══ WORKING DATA

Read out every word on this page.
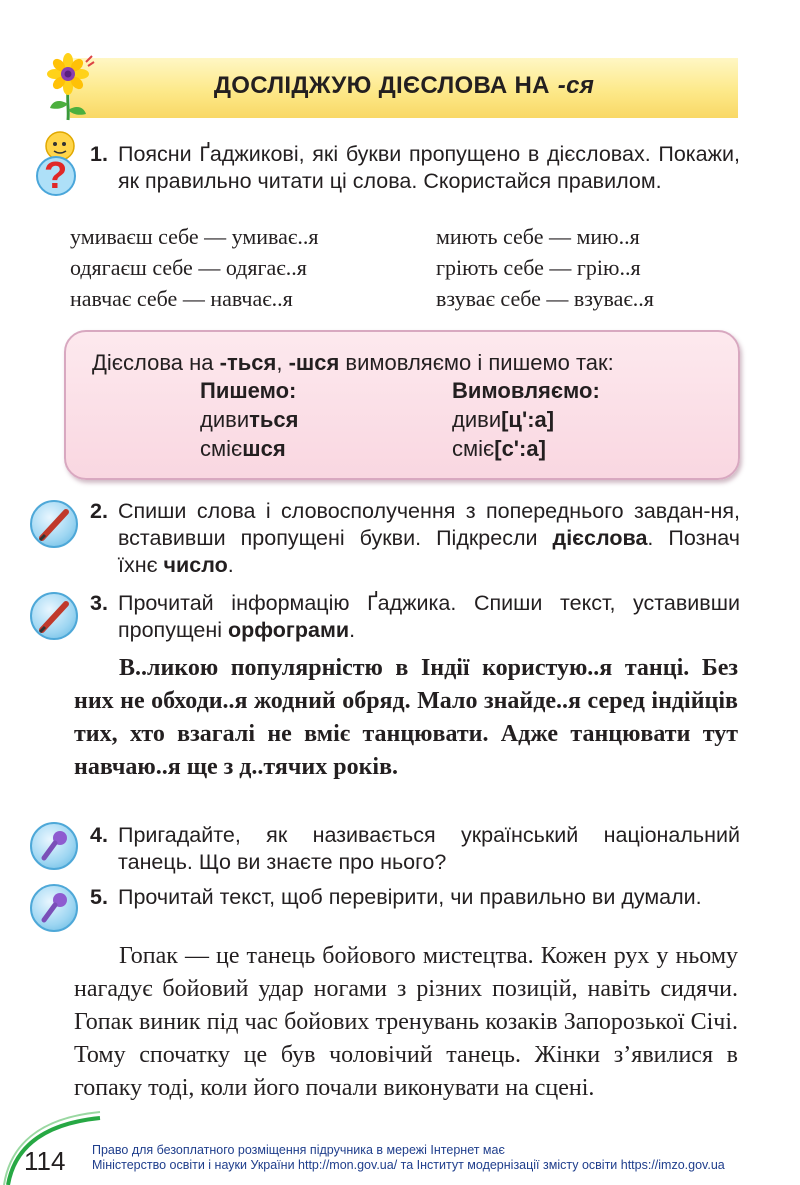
ДОСЛІДЖУЮ ДІЄСЛОВА НА -ся
?
1. Поясни Ґаджикові, які букви пропущено в дієсловах. Покажи, як правильно читати ці слова. Скористайся правилом.
умиваєш себе — умиває..я
одягаєш себе — одягає..я
навчає себе — навчає..я
миють себе — мию..я
гріють себе — грію..я
взуває себе — взуває..я
Дієслова на -ться, -шся вимовляємо і пишемо так:
Пишемо:	Вимовляємо:
дивиться
смієшся
диви[ц':а]
сміє[с':а]
2. Спиши слова і словосполучення з попереднього завдан-ня, вставивши пропущені букви. Підкресли дієслова. Познач їхнє число.
3. Прочитай інформацію Ґаджика. Спиши текст, уставивши пропущені орфограми.
В..ликою популярністю в Індії користую..я танці. Без них не обходи..я жодний обряд. Мало знайде..я серед індійців тих, хто взагалі не вміє танцювати. Адже танцювати тут навчаю..я ще з д..тячих років.
4. Пригадайте, як називається український національний танець. Що ви знаєте про нього?
5. Прочитай текст, щоб перевірити, чи правильно ви думали.
Гопак — це танець бойового мистецтва. Кожен рух у ньому нагадує бойовий удар ногами з різних позицій, навіть сидячи. Гопак виник під час бойових тренувань козаків Запорозької Січі. Тому спочатку це був чоловічий танець. Жінки з’явилися в гопаку тоді, коли його почали виконувати на сцені.
114 Право для безоплатного розміщення підручника в мережі Інтернет має
Міністерство освіти і науки України http://mon.gov.ua/ та Інститут модернізації змісту освіти https://imzo.gov.ua
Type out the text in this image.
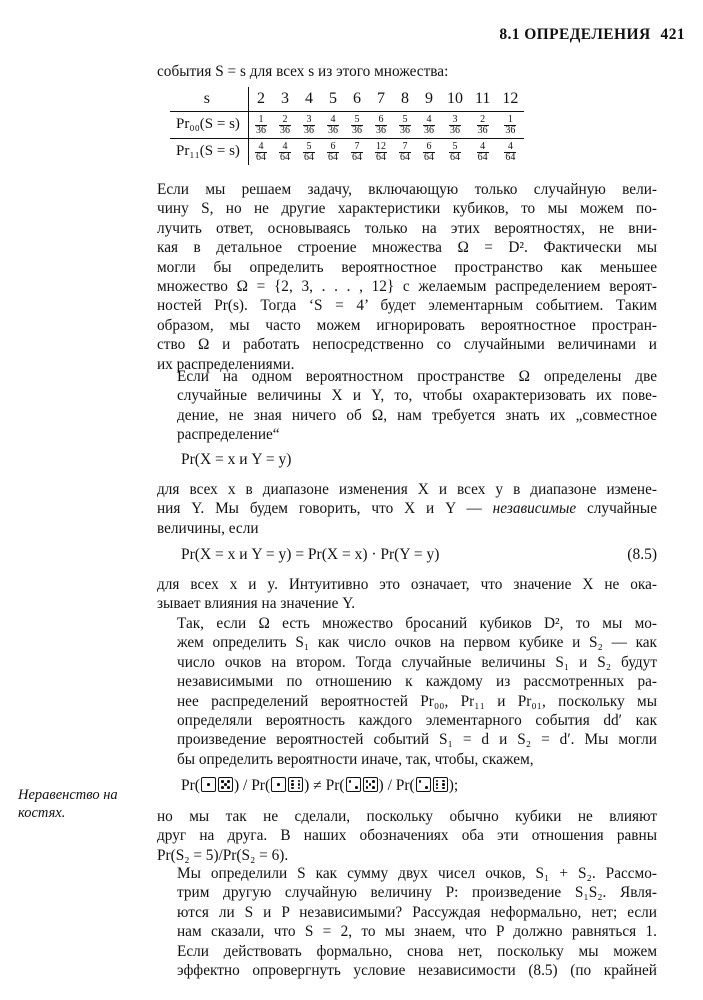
8.1 ОПРЕДЕЛЕНИЯ 421

события S = s для всех s из этого множества:

s	2	3	4	5	6	7	8	9	10	11	12
Pr₀₀(S = s)	$\frac{1}{36}$	$\frac{2}{36}$	$\frac{3}{36}$	$\frac{4}{36}$	$\frac{5}{36}$	$\frac{6}{36}$	$\frac{5}{36}$	$\frac{4}{36}$	$\frac{3}{36}$	$\frac{2}{36}$	$\frac{1}{36}$

Pr₁₁(S = s)	$\frac{4}{64}$	$\frac{4}{64}$	$\frac{5}{64}$	$\frac{6}{64}$	$\frac{7}{64}$	$\frac{12}{64}$	$\frac{7}{64}$	$\frac{6}{64}$	$\frac{5}{64}$	$\frac{4}{64}$	$\frac{4}{64}$

Если мы решаем задачу, включающую только случайную вели-
чину S, но не другие характеристики кубиков, то мы можем по-
лучить ответ, основываясь только на этих вероятностях, не вни-
кая в детальное строение множества Ω = D². Фактически мы
могли бы определить вероятностное пространство как меньшее
множество Ω = {2, 3, . . . , 12} с желаемым распределением вероят-
ностей Pr(s). Тогда ‘S = 4’ будет элементарным событием. Таким
образом, мы часто можем игнорировать вероятностное простран-
ство Ω и работать непосредственно со случайными величинами и
их распределениями.

Если на одном вероятностном пространстве Ω определены две
случайные величины X и Y, то, чтобы охарактеризовать их пове-
дение, не зная ничего об Ω, нам требуется знать их „совместное
распределение“

Pr(X = x и Y = y)

для всех x в диапазоне изменения X и всех y в диапазоне измене-
ния Y. Мы будем говорить, что X и Y — независимые случайные
величины, если

Pr(X = x и Y = y) = Pr(X = x) · Pr(Y = y)	(8.5)

для всех x и y. Интуитивно это означает, что значение X не ока-
зывает влияния на значение Y.

Так, если Ω есть множество бросаний кубиков D², то мы мо-
жем определить S₁ как число очков на первом кубике и S₂ — как
число очков на втором. Тогда случайные величины S₁ и S₂ будут
независимыми по отношению к каждому из рассмотренных ра-
нее распределений вероятностей Pr₀₀, Pr₁₁ и Pr₀₁, поскольку мы
определяли вероятность каждого элементарного события dd′ как
произведение вероятностей событий S₁ = d и S₂ = d′. Мы могли
бы определить вероятности иначе, так, чтобы, скажем,

Pr( ) / Pr( ) ≠ Pr( ) / Pr( );
Неравенство на костях.	но мы так не сделали, поскольку обычно кубики не влияют
друг на друга. В наших обозначениях оба эти отношения равны
Pr(S₂ = 5)/Pr(S₂ = 6).

Мы определили S как сумму двух чисел очков, S₁ + S₂. Рассмо-
трим другую случайную величину P: произведение S₁S₂. Явля-
ются ли S и P независимыми? Рассуждая неформально, нет; если
нам сказали, что S = 2, то мы знаем, что P должно равняться 1.
Если действовать формально, снова нет, поскольку мы можем
эффектно опровергнуть условие независимости (8.5) (по крайней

════

**PROBLEM REQUIREMENTS:** Reproduce the material word for word. Any pictures should be left out of the copy.

**ANSWER TO THE EXERCISE:**
Read out every word on this page.
ДОСЛІДЖУЮ ДІЄСЛОВА НА -ся
?
1. Поясни Ґаджикові, які букви пропущено в дієсловах. Покажи, як правильно читати ці слова. Скористайся правилом.
умиваєш себе — умиває..я
одягаєш себе — одягає..я
навчає себе — навчає..я
миють себе — мию..я
гріють себе — грію..я
взуває себе — взуває..я
Дієслова на -ться, -шся вимовляємо і пишемо так:
Пишемо:	Вимовляємо:
дивиться
смієшся
диви[ц':а]
сміє[с':а]
2. Спиши слова і словосполучення з попереднього завдан-ня, вставивши пропущені букви. Підкресли дієслова. Познач їхнє число.
3. Прочитай інформацію Ґаджика. Спиши текст, уставивши пропущені орфограми.
В..ликою популярністю в Індії користую..я танці. Без них не обходи..я жодний обряд. Мало знайде..я серед індійців тих, хто взагалі не вміє танцювати. Адже танцювати тут навчаю..я ще з д..тячих років.
4. Пригадайте, як називається український національний танець. Що ви знаєте про нього?
5. Прочитай текст, щоб перевірити, чи правильно ви думали.
Гопак — це танець бойового мистецтва. Кожен рух у ньому нагадує бойовий удар ногами з різних позицій, навіть сидячи. Гопак виник під час бойових тренувань козаків Запорозької Січі. Тому спочатку це був чоловічий танець. Жінки з’явилися в гопаку тоді, коли його почали виконувати на сцені.
114 Право для безоплатного розміщення підручника в мережі Інтернет має
Міністерство освіти і науки України http://mon.gov.ua/ та Інститут модернізації змісту освіти https://imzo.gov.ua
Type out the text in this image.
8.1 ОПРЕДЕЛЕНИЯ 421

события S = s для всех s из этого множества:

s	2	3	4	5	6	7	8	9	10	11	12
Pr₀₀(S = s)	$\frac{1}{36}$	$\frac{2}{36}$	$\frac{3}{36}$	$\frac{4}{36}$	$\frac{5}{36}$	$\frac{6}{36}$	$\frac{5}{36}$	$\frac{4}{36}$	$\frac{3}{36}$	$\frac{2}{36}$	$\frac{1}{36}$

Pr₁₁(S = s)	$\frac{4}{64}$	$\frac{4}{64}$	$\frac{5}{64}$	$\frac{6}{64}$	$\frac{7}{64}$	$\frac{12}{64}$	$\frac{7}{64}$	$\frac{6}{64}$	$\frac{5}{64}$	$\frac{4}{64}$	$\frac{4}{64}$

Если мы решаем задачу, включающую только случайную вели-
чину S, но не другие характеристики кубиков, то мы можем по-
лучить ответ, основываясь только на этих вероятностях, не вни-
кая в детальное строение множества Ω = D². Фактически мы
могли бы определить вероятностное пространство как меньшее
множество Ω = {2, 3, . . . , 12} с желаемым распределением вероят-
ностей Pr(s). Тогда ‘S = 4’ будет элементарным событием. Таким
образом, мы часто можем игнорировать вероятностное простран-
ство Ω и работать непосредственно со случайными величинами и
их распределениями.

Если на одном вероятностном пространстве Ω определены две
случайные величины X и Y, то, чтобы охарактеризовать их пове-
дение, не зная ничего об Ω, нам требуется знать их „совместное
распределение“

Pr(X = x и Y = y)

для всех x в диапазоне изменения X и всех y в диапазоне измене-
ния Y. Мы будем говорить, что X и Y — независимые случайные
величины, если

Pr(X = x и Y = y) = Pr(X = x) · Pr(Y = y)	(8.5)

для всех x и y. Интуитивно это означает, что значение X не ока-
зывает влияния на значение Y.

Так, если Ω есть множество бросаний кубиков D², то мы мо-
жем определить S₁ как число очков на первом кубике и S₂ — как
число очков на втором. Тогда случайные величины S₁ и S₂ будут
независимыми по отношению к каждому из рассмотренных ра-
нее распределений вероятностей Pr₀₀, Pr₁₁ и Pr₀₁, поскольку мы
определяли вероятность каждого элементарного события dd′ как
произведение вероятностей событий S₁ = d и S₂ = d′. Мы могли
бы определить вероятности иначе, так, чтобы, скажем,

Pr( ) / Pr( ) ≠ Pr( ) / Pr( );
Неравенство на костях.	но мы так не сделали, поскольку обычно кубики не влияют
друг на друга. В наших обозначениях оба эти отношения равны
Pr(S₂ = 5)/Pr(S₂ = 6).

Мы определили S как сумму двух чисел очков, S₁ + S₂. Рассмо-
трим другую случайную величину P: произведение S₁S₂. Явля-
ются ли S и P независимыми? Рассуждая неформально, нет; если
нам сказали, что S = 2, то мы знаем, что P должно равняться 1.
Если действовать формально, снова нет, поскольку мы можем
эффектно опровергнуть условие независимости (8.5) (по крайней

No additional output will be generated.